%%

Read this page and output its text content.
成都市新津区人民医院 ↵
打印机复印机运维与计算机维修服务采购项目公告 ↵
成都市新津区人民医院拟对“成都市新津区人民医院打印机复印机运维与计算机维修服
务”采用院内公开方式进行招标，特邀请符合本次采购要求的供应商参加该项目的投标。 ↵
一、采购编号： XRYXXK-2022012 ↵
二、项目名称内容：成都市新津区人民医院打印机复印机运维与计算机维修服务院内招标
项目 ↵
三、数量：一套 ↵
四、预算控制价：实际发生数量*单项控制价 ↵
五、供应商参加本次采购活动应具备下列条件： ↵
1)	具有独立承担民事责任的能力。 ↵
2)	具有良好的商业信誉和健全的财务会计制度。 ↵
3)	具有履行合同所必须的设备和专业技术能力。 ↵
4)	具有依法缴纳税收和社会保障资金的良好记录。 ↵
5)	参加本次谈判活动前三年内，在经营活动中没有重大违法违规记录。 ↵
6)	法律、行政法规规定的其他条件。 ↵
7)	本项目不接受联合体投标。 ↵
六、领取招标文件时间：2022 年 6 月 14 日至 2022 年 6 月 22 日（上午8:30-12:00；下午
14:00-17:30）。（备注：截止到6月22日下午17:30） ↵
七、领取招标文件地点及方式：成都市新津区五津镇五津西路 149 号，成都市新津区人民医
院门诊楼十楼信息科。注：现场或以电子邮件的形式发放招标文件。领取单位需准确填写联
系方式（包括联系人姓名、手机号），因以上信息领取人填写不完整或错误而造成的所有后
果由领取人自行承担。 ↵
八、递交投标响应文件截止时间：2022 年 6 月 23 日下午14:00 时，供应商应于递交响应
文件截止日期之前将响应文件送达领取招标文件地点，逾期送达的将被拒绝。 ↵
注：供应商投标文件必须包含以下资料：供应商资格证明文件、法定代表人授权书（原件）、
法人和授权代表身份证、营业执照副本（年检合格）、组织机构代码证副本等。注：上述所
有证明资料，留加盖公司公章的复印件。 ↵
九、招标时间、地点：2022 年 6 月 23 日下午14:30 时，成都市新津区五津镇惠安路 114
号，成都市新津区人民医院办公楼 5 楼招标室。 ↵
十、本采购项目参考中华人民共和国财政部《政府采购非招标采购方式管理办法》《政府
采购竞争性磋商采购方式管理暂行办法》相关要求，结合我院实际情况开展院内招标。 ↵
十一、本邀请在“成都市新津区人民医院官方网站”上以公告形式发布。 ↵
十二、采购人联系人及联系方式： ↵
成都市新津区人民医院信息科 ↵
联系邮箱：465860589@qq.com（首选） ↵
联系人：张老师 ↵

%%

■ **REQUIREMENTS**
Copy out every entry again, exactly as it was given.

■ **SOLUTION FOR THIS PROBLEM**
Read this page and output its text content.
成都市新津区人民医院 ↵
打印机复印机运维与计算机维修服务采购项目公告 ↵
成都市新津区人民医院拟对“成都市新津区人民医院打印机复印机运维与计算机维修服
务”采用院内公开方式进行招标，特邀请符合本次采购要求的供应商参加该项目的投标。 ↵
一、采购编号： XRYXXK-2022012 ↵
二、项目名称内容：成都市新津区人民医院打印机复印机运维与计算机维修服务院内招标
项目 ↵
三、数量：一套 ↵
四、预算控制价：实际发生数量*单项控制价 ↵
五、供应商参加本次采购活动应具备下列条件： ↵
1)	具有独立承担民事责任的能力。 ↵
2)	具有良好的商业信誉和健全的财务会计制度。 ↵
3)	具有履行合同所必须的设备和专业技术能力。 ↵
4)	具有依法缴纳税收和社会保障资金的良好记录。 ↵
5)	参加本次谈判活动前三年内，在经营活动中没有重大违法违规记录。 ↵
6)	法律、行政法规规定的其他条件。 ↵
7)	本项目不接受联合体投标。 ↵
六、领取招标文件时间：2022 年 6 月 14 日至 2022 年 6 月 22 日（上午8:30-12:00；下午
14:00-17:30）。（备注：截止到6月22日下午17:30） ↵
七、领取招标文件地点及方式：成都市新津区五津镇五津西路 149 号，成都市新津区人民医
院门诊楼十楼信息科。注：现场或以电子邮件的形式发放招标文件。领取单位需准确填写联
系方式（包括联系人姓名、手机号），因以上信息领取人填写不完整或错误而造成的所有后
果由领取人自行承担。 ↵
八、递交投标响应文件截止时间：2022 年 6 月 23 日下午14:00 时，供应商应于递交响应
文件截止日期之前将响应文件送达领取招标文件地点，逾期送达的将被拒绝。 ↵
注：供应商投标文件必须包含以下资料：供应商资格证明文件、法定代表人授权书（原件）、
法人和授权代表身份证、营业执照副本（年检合格）、组织机构代码证副本等。注：上述所
有证明资料，留加盖公司公章的复印件。 ↵
九、招标时间、地点：2022 年 6 月 23 日下午14:30 时，成都市新津区五津镇惠安路 114
号，成都市新津区人民医院办公楼 5 楼招标室。 ↵
十、本采购项目参考中华人民共和国财政部《政府采购非招标采购方式管理办法》《政府
采购竞争性磋商采购方式管理暂行办法》相关要求，结合我院实际情况开展院内招标。 ↵
十一、本邀请在“成都市新津区人民医院官方网站”上以公告形式发布。 ↵
十二、采购人联系人及联系方式： ↵
成都市新津区人民医院信息科 ↵
联系邮箱：465860589@qq.com（首选） ↵
联系人：张老师 ↵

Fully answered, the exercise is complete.